— SET EXERCISE —
Can you restate the records below word for word?

— RECORDS —
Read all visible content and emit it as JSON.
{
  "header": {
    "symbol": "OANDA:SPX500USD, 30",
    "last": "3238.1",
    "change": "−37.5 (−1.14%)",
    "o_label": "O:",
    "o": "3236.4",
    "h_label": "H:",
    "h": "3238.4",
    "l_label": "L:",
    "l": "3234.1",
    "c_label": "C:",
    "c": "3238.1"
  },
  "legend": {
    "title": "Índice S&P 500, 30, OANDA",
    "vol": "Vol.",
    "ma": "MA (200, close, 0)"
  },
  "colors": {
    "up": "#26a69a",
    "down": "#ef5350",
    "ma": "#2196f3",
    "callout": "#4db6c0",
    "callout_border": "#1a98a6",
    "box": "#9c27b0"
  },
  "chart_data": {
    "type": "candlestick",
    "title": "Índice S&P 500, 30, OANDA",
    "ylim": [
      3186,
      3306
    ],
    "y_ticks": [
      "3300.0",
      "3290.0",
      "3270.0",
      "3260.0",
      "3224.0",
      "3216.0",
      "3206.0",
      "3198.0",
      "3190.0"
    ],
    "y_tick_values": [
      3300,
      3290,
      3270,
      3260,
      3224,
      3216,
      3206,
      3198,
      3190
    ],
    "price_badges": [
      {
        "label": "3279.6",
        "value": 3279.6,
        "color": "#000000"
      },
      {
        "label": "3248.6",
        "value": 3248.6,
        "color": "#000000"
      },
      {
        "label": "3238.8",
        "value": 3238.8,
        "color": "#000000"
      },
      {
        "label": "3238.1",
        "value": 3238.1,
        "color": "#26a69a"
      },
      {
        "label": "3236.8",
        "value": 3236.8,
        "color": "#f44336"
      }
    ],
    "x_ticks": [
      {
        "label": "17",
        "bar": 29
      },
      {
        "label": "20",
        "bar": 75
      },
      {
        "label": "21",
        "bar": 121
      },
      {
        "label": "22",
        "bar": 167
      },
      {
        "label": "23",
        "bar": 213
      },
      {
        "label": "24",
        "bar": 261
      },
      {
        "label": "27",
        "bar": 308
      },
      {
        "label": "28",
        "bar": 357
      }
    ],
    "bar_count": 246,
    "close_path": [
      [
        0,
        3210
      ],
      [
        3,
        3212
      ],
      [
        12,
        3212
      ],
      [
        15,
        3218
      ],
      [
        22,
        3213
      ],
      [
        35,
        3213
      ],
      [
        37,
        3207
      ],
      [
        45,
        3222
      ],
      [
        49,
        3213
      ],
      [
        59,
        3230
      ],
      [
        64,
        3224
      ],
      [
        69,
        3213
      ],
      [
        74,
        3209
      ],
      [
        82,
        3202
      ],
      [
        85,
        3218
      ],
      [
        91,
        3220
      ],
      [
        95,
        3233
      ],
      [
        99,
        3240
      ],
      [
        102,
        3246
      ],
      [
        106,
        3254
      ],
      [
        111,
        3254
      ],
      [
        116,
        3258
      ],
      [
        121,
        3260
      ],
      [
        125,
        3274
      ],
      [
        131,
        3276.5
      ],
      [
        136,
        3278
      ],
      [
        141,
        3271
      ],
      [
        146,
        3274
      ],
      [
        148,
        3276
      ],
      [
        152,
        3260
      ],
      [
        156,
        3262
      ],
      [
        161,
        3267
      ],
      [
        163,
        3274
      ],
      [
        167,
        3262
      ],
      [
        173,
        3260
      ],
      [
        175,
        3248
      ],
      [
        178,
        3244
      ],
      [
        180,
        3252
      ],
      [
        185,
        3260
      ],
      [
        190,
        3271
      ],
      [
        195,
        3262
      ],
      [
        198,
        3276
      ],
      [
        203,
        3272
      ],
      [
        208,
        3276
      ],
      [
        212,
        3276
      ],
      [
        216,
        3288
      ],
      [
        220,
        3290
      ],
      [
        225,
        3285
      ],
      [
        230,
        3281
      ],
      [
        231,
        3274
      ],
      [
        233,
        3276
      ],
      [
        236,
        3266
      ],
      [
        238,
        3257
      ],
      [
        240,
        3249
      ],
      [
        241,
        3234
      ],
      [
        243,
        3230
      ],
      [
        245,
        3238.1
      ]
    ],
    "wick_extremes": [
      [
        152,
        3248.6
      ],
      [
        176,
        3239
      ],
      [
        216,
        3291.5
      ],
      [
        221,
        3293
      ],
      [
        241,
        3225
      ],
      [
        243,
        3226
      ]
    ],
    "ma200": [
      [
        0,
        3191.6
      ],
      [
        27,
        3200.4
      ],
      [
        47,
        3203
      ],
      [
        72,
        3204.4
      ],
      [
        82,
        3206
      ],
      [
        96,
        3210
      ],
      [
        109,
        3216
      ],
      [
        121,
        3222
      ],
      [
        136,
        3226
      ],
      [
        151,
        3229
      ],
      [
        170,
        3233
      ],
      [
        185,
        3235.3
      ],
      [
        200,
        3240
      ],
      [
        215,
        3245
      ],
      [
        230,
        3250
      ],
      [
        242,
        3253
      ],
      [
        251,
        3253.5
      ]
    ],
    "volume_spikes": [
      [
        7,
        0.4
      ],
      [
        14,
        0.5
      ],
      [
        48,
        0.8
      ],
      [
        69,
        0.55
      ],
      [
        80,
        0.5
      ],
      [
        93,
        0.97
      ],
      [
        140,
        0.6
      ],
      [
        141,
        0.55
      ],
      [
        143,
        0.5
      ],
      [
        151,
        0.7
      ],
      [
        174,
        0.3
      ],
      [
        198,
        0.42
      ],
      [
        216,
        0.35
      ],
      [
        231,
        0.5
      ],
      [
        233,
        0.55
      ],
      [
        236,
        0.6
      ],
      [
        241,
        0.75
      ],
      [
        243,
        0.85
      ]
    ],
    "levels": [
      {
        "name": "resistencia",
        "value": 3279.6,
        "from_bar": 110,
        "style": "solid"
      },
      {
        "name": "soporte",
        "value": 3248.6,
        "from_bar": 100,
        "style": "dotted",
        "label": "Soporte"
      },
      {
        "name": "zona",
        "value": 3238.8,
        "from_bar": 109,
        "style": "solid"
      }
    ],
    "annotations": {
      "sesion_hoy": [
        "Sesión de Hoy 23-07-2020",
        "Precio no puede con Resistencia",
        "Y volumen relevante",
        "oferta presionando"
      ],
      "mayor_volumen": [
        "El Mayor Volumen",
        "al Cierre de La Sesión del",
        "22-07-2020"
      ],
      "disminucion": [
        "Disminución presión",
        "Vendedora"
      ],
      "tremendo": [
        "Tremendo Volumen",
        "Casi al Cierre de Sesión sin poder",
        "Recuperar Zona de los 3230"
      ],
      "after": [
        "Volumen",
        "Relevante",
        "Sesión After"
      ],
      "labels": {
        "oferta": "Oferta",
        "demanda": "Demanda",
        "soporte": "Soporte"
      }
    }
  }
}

— SOLUTION TO THIS EXERCISE —
Read all visible content and emit it as JSON.
{
  "header": {
    "symbol": "OANDA:SPX500USD, 30",
    "last": "3238.1",
    "change": "−37.5 (−1.14%)",
    "o_label": "O:",
    "o": "3236.4",
    "h_label": "H:",
    "h": "3238.4",
    "l_label": "L:",
    "l": "3234.1",
    "c_label": "C:",
    "c": "3238.1"
  },
  "legend": {
    "title": "Índice S&P 500, 30, OANDA",
    "vol": "Vol.",
    "ma": "MA (200, close, 0)"
  },
  "colors": {
    "up": "#26a69a",
    "down": "#ef5350",
    "ma": "#2196f3",
    "callout": "#4db6c0",
    "callout_border": "#1a98a6",
    "box": "#9c27b0"
  },
  "chart_data": {
    "type": "candlestick",
    "title": "Índice S&P 500, 30, OANDA",
    "ylim": [
      3186,
      3306
    ],
    "y_ticks": [
      "3300.0",
      "3290.0",
      "3270.0",
      "3260.0",
      "3224.0",
      "3216.0",
      "3206.0",
      "3198.0",
      "3190.0"
    ],
    "y_tick_values": [
      3300,
      3290,
      3270,
      3260,
      3224,
      3216,
      3206,
      3198,
      3190
    ],
    "price_badges": [
      {
        "label": "3279.6",
        "value": 3279.6,
        "color": "#000000"
      },
      {
        "label": "3248.6",
        "value": 3248.6,
        "color": "#000000"
      },
      {
        "label": "3238.8",
        "value": 3238.8,
        "color": "#000000"
      },
      {
        "label": "3238.1",
        "value": 3238.1,
        "color": "#26a69a"
      },
      {
        "label": "3236.8",
        "value": 3236.8,
        "color": "#f44336"
      }
    ],
    "x_ticks": [
      {
        "label": "17",
        "bar": 29
      },
      {
        "label": "20",
        "bar": 75
      },
      {
        "label": "21",
        "bar": 121
      },
      {
        "label": "22",
        "bar": 167
      },
      {
        "label": "23",
        "bar": 213
      },
      {
        "label": "24",
        "bar": 261
      },
      {
        "label": "27",
        "bar": 308
      },
      {
        "label": "28",
        "bar": 357
      }
    ],
    "bar_count": 246,
    "close_path": [
      [
        0,
        3210
      ],
      [
        3,
        3212
      ],
      [
        12,
        3212
      ],
      [
        15,
        3218
      ],
      [
        22,
        3213
      ],
      [
        35,
        3213
      ],
      [
        37,
        3207
      ],
      [
        45,
        3222
      ],
      [
        49,
        3213
      ],
      [
        59,
        3230
      ],
      [
        64,
        3224
      ],
      [
        69,
        3213
      ],
      [
        74,
        3209
      ],
      [
        82,
        3202
      ],
      [
        85,
        3218
      ],
      [
        91,
        3220
      ],
      [
        95,
        3233
      ],
      [
        99,
        3240
      ],
      [
        102,
        3246
      ],
      [
        106,
        3254
      ],
      [
        111,
        3254
      ],
      [
        116,
        3258
      ],
      [
        121,
        3260
      ],
      [
        125,
        3274
      ],
      [
        131,
        3276.5
      ],
      [
        136,
        3278
      ],
      [
        141,
        3271
      ],
      [
        146,
        3274
      ],
      [
        148,
        3276
      ],
      [
        152,
        3260
      ],
      [
        156,
        3262
      ],
      [
        161,
        3267
      ],
      [
        163,
        3274
      ],
      [
        167,
        3262
      ],
      [
        173,
        3260
      ],
      [
        175,
        3248
      ],
      [
        178,
        3244
      ],
      [
        180,
        3252
      ],
      [
        185,
        3260
      ],
      [
        190,
        3271
      ],
      [
        195,
        3262
      ],
      [
        198,
        3276
      ],
      [
        203,
        3272
      ],
      [
        208,
        3276
      ],
      [
        212,
        3276
      ],
      [
        216,
        3288
      ],
      [
        220,
        3290
      ],
      [
        225,
        3285
      ],
      [
        230,
        3281
      ],
      [
        231,
        3274
      ],
      [
        233,
        3276
      ],
      [
        236,
        3266
      ],
      [
        238,
        3257
      ],
      [
        240,
        3249
      ],
      [
        241,
        3234
      ],
      [
        243,
        3230
      ],
      [
        245,
        3238.1
      ]
    ],
    "wick_extremes": [
      [
        152,
        3248.6
      ],
      [
        176,
        3239
      ],
      [
        216,
        3291.5
      ],
      [
        221,
        3293
      ],
      [
        241,
        3225
      ],
      [
        243,
        3226
      ]
    ],
    "ma200": [
      [
        0,
        3191.6
      ],
      [
        27,
        3200.4
      ],
      [
        47,
        3203
      ],
      [
        72,
        3204.4
      ],
      [
        82,
        3206
      ],
      [
        96,
        3210
      ],
      [
        109,
        3216
      ],
      [
        121,
        3222
      ],
      [
        136,
        3226
      ],
      [
        151,
        3229
      ],
      [
        170,
        3233
      ],
      [
        185,
        3235.3
      ],
      [
        200,
        3240
      ],
      [
        215,
        3245
      ],
      [
        230,
        3250
      ],
      [
        242,
        3253
      ],
      [
        251,
        3253.5
      ]
    ],
    "volume_spikes": [
      [
        7,
        0.4
      ],
      [
        14,
        0.5
      ],
      [
        48,
        0.8
      ],
      [
        69,
        0.55
      ],
      [
        80,
        0.5
      ],
      [
        93,
        0.97
      ],
      [
        140,
        0.6
      ],
      [
        141,
        0.55
      ],
      [
        143,
        0.5
      ],
      [
        151,
        0.7
      ],
      [
        174,
        0.3
      ],
      [
        198,
        0.42
      ],
      [
        216,
        0.35
      ],
      [
        231,
        0.5
      ],
      [
        233,
        0.55
      ],
      [
        236,
        0.6
      ],
      [
        241,
        0.75
      ],
      [
        243,
        0.85
      ]
    ],
    "levels": [
      {
        "name": "resistencia",
        "value": 3279.6,
        "from_bar": 110,
        "style": "solid"
      },
      {
        "name": "soporte",
        "value": 3248.6,
        "from_bar": 100,
        "style": "dotted",
        "label": "Soporte"
      },
      {
        "name": "zona",
        "value": 3238.8,
        "from_bar": 109,
        "style": "solid"
      }
    ],
    "annotations": {
      "sesion_hoy": [
        "Sesión de Hoy 23-07-2020",
        "Precio no puede con Resistencia",
        "Y volumen relevante",
        "oferta presionando"
      ],
      "mayor_volumen": [
        "El Mayor Volumen",
        "al Cierre de La Sesión del",
        "22-07-2020"
      ],
      "disminucion": [
        "Disminución presión",
        "Vendedora"
      ],
      "tremendo": [
        "Tremendo Volumen",
        "Casi al Cierre de Sesión sin poder",
        "Recuperar Zona de los 3230"
      ],
      "after": [
        "Volumen",
        "Relevante",
        "Sesión After"
      ],
      "labels": {
        "oferta": "Oferta",
        "demanda": "Demanda",
        "soporte": "Soporte"
      }
    }
  }
}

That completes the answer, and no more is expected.